**THE INPUT**

※ ※ ※

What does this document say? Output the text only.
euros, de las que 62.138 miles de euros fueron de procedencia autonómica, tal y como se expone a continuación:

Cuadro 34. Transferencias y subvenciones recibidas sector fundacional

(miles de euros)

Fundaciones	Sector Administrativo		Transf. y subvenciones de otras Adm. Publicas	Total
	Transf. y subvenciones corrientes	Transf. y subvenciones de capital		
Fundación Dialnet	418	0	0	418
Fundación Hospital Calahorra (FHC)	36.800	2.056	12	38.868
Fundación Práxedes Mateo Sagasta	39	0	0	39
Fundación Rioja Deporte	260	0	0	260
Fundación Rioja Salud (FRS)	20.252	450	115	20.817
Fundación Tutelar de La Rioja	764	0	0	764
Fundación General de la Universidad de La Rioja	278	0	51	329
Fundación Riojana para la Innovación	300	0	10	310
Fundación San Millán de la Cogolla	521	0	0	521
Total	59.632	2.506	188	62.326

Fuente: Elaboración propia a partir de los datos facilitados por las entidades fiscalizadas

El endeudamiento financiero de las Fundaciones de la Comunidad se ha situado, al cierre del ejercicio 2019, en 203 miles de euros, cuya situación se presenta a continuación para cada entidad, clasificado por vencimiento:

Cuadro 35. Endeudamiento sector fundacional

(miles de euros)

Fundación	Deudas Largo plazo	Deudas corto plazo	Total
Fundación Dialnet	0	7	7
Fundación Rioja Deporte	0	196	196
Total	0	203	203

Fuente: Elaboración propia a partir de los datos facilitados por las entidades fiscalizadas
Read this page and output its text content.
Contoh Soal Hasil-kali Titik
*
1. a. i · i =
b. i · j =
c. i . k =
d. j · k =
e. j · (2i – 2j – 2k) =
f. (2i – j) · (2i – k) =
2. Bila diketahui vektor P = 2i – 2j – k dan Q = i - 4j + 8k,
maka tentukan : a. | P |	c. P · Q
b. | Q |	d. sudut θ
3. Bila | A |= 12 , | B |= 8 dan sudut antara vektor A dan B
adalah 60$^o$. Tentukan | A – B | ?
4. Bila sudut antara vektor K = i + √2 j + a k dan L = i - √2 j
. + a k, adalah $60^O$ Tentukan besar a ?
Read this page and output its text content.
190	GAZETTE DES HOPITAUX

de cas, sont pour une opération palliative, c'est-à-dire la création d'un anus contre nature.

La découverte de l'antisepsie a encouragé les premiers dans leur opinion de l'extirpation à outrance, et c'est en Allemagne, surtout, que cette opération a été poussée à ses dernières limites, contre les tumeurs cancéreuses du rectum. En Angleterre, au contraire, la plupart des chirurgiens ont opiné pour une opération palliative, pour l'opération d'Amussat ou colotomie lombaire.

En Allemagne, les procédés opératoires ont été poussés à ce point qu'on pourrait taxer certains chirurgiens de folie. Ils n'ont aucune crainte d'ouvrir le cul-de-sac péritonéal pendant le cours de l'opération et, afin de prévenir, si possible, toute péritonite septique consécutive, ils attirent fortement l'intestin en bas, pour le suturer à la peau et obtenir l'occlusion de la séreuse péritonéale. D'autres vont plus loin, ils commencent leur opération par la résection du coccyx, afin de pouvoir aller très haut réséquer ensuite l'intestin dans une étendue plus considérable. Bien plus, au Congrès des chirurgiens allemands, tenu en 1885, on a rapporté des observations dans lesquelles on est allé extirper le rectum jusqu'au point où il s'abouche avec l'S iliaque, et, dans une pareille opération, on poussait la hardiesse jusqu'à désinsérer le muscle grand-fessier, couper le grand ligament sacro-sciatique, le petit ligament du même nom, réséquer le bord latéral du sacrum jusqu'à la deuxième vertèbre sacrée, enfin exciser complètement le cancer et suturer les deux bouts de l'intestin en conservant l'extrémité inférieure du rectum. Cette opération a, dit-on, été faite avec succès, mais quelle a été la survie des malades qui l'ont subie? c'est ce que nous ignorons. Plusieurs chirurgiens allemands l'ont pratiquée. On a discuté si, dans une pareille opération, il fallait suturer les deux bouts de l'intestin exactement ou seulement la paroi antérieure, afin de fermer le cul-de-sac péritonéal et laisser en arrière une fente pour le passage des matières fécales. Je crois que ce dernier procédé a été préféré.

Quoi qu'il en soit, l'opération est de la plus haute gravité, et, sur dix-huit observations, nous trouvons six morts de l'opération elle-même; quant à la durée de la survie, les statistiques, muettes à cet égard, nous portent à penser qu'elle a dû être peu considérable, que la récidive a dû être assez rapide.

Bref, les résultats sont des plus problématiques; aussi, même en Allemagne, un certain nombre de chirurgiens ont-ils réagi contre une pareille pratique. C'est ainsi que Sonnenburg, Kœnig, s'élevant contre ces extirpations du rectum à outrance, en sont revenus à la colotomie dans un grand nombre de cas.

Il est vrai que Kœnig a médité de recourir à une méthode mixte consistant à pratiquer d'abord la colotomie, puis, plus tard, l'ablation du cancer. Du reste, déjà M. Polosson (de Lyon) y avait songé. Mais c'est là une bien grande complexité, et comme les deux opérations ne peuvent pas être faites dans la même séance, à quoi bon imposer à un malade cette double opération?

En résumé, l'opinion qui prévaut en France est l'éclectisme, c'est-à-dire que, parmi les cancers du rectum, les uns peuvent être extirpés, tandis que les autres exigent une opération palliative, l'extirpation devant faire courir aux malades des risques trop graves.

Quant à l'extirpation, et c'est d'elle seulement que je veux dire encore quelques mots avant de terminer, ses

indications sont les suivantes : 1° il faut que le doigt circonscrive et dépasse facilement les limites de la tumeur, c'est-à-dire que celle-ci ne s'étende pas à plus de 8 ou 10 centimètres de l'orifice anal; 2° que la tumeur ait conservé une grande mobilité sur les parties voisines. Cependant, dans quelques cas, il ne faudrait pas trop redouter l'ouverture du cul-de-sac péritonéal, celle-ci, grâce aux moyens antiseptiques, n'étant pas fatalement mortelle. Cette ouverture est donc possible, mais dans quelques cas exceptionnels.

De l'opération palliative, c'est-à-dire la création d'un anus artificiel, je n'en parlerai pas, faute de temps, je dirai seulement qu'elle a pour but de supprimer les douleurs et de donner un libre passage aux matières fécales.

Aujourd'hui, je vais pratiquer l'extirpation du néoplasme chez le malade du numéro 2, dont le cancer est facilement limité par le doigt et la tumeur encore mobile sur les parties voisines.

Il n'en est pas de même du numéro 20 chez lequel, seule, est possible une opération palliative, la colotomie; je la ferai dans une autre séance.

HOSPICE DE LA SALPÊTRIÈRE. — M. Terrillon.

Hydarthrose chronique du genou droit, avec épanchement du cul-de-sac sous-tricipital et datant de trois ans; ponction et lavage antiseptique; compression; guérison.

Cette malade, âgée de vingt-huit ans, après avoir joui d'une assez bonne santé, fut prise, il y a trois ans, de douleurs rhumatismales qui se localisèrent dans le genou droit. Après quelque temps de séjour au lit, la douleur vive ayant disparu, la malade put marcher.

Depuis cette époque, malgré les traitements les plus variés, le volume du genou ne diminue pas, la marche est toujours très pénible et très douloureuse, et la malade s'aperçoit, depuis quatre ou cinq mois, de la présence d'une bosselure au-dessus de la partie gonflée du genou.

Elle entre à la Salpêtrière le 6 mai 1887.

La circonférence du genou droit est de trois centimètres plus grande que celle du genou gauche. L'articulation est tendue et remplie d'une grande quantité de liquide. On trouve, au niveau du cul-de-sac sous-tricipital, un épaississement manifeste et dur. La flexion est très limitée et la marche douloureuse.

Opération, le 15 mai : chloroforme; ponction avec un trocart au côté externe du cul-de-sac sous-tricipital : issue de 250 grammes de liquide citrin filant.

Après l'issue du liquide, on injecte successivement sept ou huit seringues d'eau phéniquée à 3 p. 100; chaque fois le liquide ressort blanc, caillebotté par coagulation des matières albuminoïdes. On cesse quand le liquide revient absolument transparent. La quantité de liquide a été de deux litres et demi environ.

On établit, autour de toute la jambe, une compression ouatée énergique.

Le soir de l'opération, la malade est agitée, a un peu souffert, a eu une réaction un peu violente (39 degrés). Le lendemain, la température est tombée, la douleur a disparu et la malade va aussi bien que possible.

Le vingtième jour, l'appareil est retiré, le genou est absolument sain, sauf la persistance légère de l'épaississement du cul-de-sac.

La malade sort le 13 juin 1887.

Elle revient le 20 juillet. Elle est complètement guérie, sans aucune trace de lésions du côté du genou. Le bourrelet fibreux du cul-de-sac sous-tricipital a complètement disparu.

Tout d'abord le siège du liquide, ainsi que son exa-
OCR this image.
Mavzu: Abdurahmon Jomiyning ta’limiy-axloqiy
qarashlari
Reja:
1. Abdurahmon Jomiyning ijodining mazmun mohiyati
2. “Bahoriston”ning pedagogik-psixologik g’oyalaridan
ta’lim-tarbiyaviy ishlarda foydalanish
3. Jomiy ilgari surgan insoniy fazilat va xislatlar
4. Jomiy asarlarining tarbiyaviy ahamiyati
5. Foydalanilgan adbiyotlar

※ ※ ※

**GIVEN TASK**
Only lines with "tarbiyaviy" are wanted here; list each of them.

**FULL ANSWER**
ta’lim-tarbiyaviy ishlarda foydalanish
4. Jomiy asarlarining tarbiyaviy ahamiyati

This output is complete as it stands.